• Set task: Copy each line that holds "peak".

(Records from a collection)
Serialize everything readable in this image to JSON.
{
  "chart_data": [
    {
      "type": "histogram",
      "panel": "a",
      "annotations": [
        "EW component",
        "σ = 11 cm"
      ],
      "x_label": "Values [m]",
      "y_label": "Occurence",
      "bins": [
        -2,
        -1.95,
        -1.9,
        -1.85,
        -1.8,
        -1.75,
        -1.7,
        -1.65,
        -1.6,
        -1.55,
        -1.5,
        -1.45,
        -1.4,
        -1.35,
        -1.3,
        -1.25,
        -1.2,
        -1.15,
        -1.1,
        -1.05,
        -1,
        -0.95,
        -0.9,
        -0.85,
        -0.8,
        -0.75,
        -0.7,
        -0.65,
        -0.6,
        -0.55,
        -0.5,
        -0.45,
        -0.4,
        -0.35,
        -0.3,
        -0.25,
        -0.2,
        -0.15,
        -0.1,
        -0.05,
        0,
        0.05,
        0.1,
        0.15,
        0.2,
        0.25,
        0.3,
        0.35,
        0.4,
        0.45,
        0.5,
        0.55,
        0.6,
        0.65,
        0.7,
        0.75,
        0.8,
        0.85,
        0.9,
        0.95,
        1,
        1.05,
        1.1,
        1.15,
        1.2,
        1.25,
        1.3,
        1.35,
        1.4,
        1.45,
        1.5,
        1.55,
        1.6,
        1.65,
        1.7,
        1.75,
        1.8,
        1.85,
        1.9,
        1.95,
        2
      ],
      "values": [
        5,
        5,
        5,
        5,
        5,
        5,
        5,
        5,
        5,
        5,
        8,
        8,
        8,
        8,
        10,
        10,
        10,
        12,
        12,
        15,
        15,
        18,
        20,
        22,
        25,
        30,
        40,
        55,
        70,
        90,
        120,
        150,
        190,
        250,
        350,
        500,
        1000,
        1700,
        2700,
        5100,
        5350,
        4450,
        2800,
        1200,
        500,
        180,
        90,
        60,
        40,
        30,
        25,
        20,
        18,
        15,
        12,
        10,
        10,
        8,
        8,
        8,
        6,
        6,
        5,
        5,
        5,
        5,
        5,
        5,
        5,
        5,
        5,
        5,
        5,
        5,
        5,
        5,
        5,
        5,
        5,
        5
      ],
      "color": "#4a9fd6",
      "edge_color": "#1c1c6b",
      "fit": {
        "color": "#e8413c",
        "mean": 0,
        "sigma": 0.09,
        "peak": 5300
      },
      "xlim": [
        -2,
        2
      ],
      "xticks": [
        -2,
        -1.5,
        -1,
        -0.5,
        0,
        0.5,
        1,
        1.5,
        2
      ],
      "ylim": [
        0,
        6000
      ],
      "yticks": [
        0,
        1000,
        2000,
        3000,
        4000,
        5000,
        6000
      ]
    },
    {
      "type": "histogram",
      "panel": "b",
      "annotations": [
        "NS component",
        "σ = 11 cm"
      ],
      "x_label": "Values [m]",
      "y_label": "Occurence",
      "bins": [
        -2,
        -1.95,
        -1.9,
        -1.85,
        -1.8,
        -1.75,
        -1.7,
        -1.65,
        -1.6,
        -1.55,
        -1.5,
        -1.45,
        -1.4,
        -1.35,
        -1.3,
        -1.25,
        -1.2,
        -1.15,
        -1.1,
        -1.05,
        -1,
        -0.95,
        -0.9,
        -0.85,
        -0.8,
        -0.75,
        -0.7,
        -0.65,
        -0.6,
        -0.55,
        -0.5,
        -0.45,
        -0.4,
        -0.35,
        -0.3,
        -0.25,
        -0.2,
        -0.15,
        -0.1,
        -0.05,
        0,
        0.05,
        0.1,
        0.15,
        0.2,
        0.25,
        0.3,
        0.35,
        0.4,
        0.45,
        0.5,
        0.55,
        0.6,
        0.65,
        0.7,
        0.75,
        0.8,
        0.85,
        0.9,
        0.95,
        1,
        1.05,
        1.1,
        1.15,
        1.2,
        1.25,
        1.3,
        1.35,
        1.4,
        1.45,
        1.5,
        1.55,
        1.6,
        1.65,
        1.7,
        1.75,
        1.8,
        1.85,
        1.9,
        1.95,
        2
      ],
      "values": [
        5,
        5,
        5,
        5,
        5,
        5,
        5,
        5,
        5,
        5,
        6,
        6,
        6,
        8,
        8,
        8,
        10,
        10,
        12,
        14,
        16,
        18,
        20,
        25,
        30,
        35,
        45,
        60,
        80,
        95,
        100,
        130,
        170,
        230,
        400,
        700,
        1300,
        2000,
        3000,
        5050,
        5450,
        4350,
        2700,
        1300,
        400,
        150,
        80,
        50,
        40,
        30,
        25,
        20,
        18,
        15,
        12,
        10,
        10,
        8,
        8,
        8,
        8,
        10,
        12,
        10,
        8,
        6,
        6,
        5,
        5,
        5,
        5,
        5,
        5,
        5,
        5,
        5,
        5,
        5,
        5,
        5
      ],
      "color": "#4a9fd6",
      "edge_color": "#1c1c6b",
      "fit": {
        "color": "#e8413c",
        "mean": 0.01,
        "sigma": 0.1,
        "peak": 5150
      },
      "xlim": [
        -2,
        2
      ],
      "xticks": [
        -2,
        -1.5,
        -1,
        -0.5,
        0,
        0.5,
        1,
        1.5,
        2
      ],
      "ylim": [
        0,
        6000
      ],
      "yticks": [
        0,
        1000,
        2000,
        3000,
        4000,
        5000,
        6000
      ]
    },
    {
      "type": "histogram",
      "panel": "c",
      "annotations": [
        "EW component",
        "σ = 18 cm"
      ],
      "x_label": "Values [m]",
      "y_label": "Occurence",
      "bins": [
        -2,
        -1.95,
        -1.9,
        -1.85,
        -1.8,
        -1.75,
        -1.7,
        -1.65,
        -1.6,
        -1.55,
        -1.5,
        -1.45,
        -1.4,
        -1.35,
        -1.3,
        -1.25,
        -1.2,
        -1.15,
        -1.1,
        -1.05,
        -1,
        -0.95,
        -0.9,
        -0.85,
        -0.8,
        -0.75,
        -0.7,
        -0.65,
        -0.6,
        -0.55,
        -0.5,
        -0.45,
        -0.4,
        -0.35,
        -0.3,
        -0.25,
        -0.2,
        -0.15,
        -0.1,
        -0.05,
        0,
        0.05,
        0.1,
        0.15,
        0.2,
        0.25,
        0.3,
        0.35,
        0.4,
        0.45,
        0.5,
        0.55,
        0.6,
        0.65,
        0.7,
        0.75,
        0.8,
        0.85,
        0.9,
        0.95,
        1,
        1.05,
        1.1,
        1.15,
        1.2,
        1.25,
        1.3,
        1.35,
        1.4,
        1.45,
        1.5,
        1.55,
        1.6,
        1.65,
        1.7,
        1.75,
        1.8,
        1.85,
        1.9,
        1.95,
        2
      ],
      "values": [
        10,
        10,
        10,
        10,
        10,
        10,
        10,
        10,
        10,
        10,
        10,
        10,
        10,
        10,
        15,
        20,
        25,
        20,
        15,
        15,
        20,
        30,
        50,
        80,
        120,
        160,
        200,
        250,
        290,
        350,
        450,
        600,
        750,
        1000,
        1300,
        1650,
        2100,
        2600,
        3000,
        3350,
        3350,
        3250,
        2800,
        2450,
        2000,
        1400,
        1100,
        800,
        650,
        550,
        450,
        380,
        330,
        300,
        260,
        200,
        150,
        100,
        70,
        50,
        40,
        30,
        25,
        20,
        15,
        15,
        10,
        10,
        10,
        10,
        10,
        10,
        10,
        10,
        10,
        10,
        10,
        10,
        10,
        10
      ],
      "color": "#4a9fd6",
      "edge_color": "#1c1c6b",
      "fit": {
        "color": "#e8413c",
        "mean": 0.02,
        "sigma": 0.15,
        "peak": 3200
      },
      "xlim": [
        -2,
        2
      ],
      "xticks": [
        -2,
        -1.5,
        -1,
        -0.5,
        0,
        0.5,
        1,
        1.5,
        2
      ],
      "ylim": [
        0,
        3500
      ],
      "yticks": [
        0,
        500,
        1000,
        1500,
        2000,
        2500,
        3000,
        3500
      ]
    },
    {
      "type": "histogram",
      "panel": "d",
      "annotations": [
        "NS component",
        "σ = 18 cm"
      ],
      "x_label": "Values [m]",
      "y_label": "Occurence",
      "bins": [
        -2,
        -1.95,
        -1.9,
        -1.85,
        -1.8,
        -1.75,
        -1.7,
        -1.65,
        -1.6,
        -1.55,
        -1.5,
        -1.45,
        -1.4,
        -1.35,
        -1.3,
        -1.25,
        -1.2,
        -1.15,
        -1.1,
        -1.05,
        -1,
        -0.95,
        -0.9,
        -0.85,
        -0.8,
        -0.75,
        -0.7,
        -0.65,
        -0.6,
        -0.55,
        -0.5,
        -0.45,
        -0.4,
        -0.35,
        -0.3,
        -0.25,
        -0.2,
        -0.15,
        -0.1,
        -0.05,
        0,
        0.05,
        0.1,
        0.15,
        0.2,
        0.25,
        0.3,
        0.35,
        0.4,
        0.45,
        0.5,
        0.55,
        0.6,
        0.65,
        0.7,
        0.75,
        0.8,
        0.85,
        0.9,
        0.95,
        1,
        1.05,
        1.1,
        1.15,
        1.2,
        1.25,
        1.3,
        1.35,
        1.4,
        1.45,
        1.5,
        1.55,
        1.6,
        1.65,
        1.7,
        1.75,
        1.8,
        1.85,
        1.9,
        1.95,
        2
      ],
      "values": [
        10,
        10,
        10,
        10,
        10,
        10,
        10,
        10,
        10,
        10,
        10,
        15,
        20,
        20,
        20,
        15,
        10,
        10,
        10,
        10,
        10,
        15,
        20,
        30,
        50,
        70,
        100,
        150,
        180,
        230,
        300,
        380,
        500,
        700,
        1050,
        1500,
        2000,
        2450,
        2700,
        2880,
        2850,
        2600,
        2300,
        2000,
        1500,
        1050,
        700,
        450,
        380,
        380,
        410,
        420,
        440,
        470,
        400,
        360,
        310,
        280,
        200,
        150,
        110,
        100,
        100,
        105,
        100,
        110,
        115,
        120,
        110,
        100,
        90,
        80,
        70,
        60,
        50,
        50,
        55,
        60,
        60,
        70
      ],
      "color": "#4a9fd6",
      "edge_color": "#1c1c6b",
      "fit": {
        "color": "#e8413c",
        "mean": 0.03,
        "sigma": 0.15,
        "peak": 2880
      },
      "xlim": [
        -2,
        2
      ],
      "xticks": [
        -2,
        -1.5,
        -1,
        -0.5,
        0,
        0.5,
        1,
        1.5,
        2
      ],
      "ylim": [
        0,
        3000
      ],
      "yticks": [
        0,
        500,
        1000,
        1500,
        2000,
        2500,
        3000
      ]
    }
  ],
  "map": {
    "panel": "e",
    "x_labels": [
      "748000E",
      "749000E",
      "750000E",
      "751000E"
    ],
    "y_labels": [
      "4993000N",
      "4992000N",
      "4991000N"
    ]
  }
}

• Full answer:
        "peak": 5300
        "peak": 5150
        "peak": 3200
        "peak": 2880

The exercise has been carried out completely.